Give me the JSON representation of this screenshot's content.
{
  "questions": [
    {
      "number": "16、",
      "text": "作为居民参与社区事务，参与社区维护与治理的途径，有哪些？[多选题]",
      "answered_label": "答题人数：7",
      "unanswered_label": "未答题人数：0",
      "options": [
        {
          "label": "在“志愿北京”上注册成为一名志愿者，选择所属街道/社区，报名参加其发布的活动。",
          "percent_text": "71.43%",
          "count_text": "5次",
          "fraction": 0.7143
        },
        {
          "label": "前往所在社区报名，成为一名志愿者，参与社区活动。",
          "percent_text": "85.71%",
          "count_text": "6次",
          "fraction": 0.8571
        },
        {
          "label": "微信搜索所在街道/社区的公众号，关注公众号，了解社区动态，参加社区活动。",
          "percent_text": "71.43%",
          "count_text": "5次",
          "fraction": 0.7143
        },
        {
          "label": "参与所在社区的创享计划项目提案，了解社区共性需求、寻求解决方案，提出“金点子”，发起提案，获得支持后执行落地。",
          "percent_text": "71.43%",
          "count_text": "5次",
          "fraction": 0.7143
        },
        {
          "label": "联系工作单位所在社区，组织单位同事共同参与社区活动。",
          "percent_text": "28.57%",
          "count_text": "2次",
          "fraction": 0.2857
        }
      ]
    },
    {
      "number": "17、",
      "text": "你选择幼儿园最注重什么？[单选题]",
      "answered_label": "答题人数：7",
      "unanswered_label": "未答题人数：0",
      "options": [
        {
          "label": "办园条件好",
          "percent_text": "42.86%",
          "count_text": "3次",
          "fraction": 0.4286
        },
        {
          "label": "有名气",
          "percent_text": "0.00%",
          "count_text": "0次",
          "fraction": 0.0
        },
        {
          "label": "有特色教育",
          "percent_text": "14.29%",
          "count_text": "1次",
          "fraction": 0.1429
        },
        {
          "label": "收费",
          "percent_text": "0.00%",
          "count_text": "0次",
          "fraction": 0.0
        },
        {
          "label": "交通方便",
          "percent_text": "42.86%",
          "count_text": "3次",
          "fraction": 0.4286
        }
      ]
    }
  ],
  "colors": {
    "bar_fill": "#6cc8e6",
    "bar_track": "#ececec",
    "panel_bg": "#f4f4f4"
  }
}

========================================

Stated task: Type out the material again exactly as presented.

Task response:
Give me the JSON representation of this screenshot's content.
{
  "questions": [
    {
      "number": "16、",
      "text": "作为居民参与社区事务，参与社区维护与治理的途径，有哪些？[多选题]",
      "answered_label": "答题人数：7",
      "unanswered_label": "未答题人数：0",
      "options": [
        {
          "label": "在“志愿北京”上注册成为一名志愿者，选择所属街道/社区，报名参加其发布的活动。",
          "percent_text": "71.43%",
          "count_text": "5次",
          "fraction": 0.7143
        },
        {
          "label": "前往所在社区报名，成为一名志愿者，参与社区活动。",
          "percent_text": "85.71%",
          "count_text": "6次",
          "fraction": 0.8571
        },
        {
          "label": "微信搜索所在街道/社区的公众号，关注公众号，了解社区动态，参加社区活动。",
          "percent_text": "71.43%",
          "count_text": "5次",
          "fraction": 0.7143
        },
        {
          "label": "参与所在社区的创享计划项目提案，了解社区共性需求、寻求解决方案，提出“金点子”，发起提案，获得支持后执行落地。",
          "percent_text": "71.43%",
          "count_text": "5次",
          "fraction": 0.7143
        },
        {
          "label": "联系工作单位所在社区，组织单位同事共同参与社区活动。",
          "percent_text": "28.57%",
          "count_text": "2次",
          "fraction": 0.2857
        }
      ]
    },
    {
      "number": "17、",
      "text": "你选择幼儿园最注重什么？[单选题]",
      "answered_label": "答题人数：7",
      "unanswered_label": "未答题人数：0",
      "options": [
        {
          "label": "办园条件好",
          "percent_text": "42.86%",
          "count_text": "3次",
          "fraction": 0.4286
        },
        {
          "label": "有名气",
          "percent_text": "0.00%",
          "count_text": "0次",
          "fraction": 0.0
        },
        {
          "label": "有特色教育",
          "percent_text": "14.29%",
          "count_text": "1次",
          "fraction": 0.1429
        },
        {
          "label": "收费",
          "percent_text": "0.00%",
          "count_text": "0次",
          "fraction": 0.0
        },
        {
          "label": "交通方便",
          "percent_text": "42.86%",
          "count_text": "3次",
          "fraction": 0.4286
        }
      ]
    }
  ],
  "colors": {
    "bar_fill": "#6cc8e6",
    "bar_track": "#ececec",
    "panel_bg": "#f4f4f4"
  }
}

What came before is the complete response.